__Source extract__.
════════════════

I'd say yes, my reasoning being:
1. DDR5 got more expensive;
2. 16 cores AM4 CPUs are cheaper, partially due to the release of the 5900XT (16C/32T CPU, basically a rebranded 5950X with 100mhz lower single-core boost clock);
3. Lots of gamers selling their used AM4 kits for good prices as they migrate to the 9800X3D.
If I needed a new build right now, it would most likely be AM4. Going for the latest gen would just be out of my price point, whereas AM4 still has plenty of good chips and motherboards out there.
I would normally figure this out by reading motherboard manuals. Which for SKUs you can buy standalone tend to be on the manufacter's site with no account/paywall. They tend to include all the "if you populate this slot you lose xyz" language. Along with how to change PCIe lane bifercation in bios if nessesary.

════════════════

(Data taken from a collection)
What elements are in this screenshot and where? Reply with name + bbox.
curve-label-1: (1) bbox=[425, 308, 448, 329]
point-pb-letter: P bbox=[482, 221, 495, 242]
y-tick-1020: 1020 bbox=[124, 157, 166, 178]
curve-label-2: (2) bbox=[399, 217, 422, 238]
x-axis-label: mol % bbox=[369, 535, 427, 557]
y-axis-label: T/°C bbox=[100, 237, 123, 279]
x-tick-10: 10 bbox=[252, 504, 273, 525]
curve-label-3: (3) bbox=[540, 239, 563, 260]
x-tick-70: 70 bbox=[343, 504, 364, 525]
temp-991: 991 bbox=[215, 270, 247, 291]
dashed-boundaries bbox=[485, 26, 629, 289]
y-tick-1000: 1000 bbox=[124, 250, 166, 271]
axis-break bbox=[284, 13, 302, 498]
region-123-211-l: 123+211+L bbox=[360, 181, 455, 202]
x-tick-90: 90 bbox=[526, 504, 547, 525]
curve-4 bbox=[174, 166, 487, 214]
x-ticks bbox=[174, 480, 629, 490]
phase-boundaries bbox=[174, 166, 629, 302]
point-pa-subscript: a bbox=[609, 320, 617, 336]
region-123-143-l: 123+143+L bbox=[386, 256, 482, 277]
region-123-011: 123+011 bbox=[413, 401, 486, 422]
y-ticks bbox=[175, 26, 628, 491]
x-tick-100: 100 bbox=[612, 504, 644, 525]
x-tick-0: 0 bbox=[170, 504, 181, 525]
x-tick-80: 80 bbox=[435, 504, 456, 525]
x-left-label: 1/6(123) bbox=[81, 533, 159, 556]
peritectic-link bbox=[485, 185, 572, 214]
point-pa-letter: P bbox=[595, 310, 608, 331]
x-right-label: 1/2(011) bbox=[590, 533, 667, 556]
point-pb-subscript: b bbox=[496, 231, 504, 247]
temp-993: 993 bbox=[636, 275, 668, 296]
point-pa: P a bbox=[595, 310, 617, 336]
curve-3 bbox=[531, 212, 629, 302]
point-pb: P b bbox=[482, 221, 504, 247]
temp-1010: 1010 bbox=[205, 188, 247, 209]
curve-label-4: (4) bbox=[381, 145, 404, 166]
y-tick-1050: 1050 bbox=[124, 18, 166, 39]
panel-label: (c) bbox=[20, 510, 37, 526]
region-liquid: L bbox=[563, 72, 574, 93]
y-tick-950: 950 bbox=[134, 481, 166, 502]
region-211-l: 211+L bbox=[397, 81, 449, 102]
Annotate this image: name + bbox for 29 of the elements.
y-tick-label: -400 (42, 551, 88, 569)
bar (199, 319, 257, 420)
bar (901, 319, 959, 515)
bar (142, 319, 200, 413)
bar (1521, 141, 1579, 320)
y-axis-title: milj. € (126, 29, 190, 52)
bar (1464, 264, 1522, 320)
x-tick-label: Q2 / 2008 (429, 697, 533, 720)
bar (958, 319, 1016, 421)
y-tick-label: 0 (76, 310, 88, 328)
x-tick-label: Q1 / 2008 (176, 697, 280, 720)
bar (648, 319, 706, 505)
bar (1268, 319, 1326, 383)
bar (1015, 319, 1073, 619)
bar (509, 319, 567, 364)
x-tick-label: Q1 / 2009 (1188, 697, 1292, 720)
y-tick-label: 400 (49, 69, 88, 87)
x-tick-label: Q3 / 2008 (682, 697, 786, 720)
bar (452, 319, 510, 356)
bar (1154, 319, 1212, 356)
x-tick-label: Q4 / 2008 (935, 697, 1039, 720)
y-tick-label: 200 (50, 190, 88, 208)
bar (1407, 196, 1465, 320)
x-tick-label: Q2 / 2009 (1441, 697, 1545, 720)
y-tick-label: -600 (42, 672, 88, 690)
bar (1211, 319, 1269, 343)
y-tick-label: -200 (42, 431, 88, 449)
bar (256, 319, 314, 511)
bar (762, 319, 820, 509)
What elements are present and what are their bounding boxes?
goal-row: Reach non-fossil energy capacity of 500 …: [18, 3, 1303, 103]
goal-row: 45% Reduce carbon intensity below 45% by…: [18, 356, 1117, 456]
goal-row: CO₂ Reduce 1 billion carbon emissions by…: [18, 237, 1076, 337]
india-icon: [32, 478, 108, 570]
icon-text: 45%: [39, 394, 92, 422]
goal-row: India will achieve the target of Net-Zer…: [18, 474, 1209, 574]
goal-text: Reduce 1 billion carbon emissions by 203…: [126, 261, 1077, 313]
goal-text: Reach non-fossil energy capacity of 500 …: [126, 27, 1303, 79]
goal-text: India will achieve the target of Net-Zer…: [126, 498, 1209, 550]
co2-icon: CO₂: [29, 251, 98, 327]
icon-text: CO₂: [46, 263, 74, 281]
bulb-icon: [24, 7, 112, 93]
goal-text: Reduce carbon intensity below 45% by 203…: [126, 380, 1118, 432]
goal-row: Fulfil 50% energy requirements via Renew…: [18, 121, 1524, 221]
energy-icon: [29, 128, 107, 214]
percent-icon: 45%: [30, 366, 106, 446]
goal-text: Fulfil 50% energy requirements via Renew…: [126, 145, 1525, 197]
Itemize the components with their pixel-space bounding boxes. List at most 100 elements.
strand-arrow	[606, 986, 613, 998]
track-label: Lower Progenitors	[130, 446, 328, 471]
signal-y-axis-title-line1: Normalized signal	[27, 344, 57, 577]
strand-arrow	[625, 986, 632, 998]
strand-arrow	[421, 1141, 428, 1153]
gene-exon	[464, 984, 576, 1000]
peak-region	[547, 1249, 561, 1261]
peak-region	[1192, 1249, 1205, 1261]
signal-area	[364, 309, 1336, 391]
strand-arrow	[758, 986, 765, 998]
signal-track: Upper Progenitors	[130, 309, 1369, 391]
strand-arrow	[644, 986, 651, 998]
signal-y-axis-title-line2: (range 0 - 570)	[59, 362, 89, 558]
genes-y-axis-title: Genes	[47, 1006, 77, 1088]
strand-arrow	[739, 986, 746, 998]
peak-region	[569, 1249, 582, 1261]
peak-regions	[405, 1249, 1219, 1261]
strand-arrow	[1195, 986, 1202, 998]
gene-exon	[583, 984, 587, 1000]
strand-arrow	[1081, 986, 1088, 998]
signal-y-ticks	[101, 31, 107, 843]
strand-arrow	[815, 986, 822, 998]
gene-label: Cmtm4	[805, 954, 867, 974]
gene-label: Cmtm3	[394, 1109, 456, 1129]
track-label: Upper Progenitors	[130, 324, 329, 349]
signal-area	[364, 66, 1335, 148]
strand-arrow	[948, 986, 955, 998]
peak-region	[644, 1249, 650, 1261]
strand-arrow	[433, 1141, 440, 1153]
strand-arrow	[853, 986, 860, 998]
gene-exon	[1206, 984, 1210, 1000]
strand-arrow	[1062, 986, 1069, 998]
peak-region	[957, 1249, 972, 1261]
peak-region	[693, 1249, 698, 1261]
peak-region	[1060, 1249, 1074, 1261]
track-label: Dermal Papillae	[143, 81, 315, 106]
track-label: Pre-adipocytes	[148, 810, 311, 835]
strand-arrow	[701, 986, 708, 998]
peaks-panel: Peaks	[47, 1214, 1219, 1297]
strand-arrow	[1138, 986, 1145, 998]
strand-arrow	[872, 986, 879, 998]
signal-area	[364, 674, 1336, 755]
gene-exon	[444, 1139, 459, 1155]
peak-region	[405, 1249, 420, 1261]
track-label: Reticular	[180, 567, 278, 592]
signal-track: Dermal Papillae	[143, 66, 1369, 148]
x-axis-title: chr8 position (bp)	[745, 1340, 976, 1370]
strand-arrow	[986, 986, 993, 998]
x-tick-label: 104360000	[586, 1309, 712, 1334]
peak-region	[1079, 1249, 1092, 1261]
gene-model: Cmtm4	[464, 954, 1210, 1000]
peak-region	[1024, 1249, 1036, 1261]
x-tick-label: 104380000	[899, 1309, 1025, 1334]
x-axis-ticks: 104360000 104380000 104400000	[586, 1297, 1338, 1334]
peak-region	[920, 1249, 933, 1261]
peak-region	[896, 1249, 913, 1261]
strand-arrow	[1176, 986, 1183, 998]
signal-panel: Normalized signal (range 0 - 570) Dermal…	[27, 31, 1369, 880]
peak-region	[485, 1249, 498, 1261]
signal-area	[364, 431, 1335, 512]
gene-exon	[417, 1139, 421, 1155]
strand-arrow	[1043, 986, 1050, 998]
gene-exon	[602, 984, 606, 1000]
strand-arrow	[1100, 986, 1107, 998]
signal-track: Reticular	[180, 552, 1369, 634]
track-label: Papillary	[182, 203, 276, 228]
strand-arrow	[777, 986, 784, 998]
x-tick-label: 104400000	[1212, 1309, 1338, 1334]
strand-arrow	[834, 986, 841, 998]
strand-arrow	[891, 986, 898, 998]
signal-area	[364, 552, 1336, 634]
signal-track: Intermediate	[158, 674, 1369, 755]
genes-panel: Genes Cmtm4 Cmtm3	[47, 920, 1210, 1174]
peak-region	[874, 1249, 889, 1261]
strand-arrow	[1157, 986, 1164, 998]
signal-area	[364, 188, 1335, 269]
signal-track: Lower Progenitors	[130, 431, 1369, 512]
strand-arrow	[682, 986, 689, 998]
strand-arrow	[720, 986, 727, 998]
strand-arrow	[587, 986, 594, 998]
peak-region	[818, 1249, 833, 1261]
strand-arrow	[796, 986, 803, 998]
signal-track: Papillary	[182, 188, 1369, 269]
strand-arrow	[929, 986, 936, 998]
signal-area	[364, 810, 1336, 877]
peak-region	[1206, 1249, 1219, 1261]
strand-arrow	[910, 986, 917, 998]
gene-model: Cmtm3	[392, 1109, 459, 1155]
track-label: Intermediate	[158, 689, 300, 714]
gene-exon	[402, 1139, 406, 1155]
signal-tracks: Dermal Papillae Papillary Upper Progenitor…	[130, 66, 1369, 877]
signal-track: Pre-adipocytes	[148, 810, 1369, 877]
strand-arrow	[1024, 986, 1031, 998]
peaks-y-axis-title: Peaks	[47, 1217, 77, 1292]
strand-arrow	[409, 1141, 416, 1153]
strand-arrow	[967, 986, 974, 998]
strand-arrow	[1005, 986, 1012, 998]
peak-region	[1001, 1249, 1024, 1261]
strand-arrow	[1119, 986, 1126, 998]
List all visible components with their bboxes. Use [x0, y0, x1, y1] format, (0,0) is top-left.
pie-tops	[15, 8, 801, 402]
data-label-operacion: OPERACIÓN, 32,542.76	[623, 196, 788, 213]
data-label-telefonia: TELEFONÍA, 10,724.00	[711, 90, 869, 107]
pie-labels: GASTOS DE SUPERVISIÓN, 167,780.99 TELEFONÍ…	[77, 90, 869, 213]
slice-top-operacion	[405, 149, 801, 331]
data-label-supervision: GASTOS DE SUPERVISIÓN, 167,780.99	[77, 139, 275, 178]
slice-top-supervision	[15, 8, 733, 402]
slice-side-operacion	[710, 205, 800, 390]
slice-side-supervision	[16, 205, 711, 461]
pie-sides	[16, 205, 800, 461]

════════════════

__Required actions__.
1. Update the forum post on AM4 builds from "I'd say yes, my" through "bios if nessesary.", replacing "DDR5" with "DDR4".
2. Condense the paragraph of the forum post on AM4 builds that begins "If I needed a new build right now" into a short bulleted list that keeps its main facts.
3. Answer these questions from the forum post on AM4 builds:
(a) Which CPU is described as basically a rebranded 5950X?
(b) Which CPU are gamers migrating to as they sell their used AM4 kits?
(c) Where do manuals for motherboard SKUs you can buy standalone tend to be found?
You will not need the data for any of this work.

__Solved tasks__.
1.
I'd say yes, my reasoning being:
1. DDR4 got more expensive;
2. 16 cores AM4 CPUs are cheaper, partially due to the release of the 5900XT (16C/32T CPU, basically a rebranded 5950X with 100mhz lower single-core boost clock);
3. Lots of gamers selling their used AM4 kits for good prices as they migrate to the 9800X3D.
If I needed a new build right now, it would most likely be AM4. Going for the latest gen would just be out of my price point, whereas AM4 still has plenty of good chips and motherboards out there.
I would normally figure this out by reading motherboard manuals. Which for SKUs you can buy standalone tend to be on the manufacter's site with no account/paywall. They tend to include all the "if you populate this slot you lose xyz" language. Along with how to change PCIe lane bifercation in bios if nessesary.

2.
- For a new build right now, AM4 would most likely be the choice.
- The latest generation would be out of the writer's price point.
- AM4 still has plenty of good chips and motherboards available.

3.
(a) The 5900XT.
(b) The 9800X3D.
(c) On the manufacturer's site, with no account or paywall.